Go through the data below. List every line that holds the word "best".

Extracted records
● ● ● ● ● ● ●
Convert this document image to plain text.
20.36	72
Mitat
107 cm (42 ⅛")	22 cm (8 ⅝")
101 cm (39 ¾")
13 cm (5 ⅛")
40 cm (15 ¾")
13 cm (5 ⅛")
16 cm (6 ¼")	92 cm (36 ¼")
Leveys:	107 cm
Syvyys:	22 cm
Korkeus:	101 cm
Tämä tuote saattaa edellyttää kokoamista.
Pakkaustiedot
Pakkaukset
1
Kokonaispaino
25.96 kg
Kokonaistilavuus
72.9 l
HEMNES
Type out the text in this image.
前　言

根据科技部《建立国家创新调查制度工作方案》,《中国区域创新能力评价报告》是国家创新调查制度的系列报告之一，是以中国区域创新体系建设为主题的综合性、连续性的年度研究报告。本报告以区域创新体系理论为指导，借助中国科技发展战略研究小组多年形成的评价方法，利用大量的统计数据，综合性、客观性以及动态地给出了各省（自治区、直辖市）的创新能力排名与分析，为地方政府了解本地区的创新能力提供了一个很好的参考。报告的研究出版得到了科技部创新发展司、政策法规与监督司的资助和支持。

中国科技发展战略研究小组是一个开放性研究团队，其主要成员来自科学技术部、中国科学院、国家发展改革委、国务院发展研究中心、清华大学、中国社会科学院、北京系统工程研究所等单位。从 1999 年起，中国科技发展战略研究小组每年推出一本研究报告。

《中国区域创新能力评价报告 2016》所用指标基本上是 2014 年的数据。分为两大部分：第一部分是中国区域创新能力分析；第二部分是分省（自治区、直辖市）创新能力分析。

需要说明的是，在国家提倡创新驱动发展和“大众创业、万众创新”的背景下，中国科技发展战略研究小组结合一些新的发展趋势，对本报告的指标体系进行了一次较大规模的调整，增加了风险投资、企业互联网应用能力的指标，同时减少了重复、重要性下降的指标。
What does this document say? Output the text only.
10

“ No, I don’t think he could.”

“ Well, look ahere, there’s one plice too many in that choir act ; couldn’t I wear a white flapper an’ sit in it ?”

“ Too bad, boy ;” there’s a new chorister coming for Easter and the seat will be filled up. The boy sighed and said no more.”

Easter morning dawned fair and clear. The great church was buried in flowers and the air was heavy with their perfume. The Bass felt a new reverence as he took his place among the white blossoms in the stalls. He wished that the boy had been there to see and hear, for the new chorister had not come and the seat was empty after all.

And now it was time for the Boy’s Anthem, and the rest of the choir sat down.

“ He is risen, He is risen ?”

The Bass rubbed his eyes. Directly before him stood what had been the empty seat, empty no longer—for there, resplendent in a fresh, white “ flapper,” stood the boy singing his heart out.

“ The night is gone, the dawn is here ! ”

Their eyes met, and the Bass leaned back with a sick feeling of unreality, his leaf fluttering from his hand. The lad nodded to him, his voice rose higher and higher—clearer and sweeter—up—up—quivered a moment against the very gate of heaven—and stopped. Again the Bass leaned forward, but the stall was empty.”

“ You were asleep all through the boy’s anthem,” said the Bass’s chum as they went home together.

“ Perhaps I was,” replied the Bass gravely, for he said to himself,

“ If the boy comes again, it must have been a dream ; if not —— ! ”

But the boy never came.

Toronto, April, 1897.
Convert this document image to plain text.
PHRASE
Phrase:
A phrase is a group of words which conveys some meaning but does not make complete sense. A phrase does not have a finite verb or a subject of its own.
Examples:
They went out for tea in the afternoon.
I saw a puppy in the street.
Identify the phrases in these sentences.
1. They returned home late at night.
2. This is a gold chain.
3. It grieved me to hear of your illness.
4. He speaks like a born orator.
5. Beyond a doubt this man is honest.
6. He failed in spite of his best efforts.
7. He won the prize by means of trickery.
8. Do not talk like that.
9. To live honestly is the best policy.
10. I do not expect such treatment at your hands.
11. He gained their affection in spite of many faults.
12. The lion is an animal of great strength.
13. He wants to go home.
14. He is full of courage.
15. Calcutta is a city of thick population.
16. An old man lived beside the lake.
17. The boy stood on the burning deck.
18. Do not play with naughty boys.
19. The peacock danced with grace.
● ● ● ● ● ● ●
■ Answer in full ■
6. He failed in spite of his best efforts.
9. To live honestly is the best policy.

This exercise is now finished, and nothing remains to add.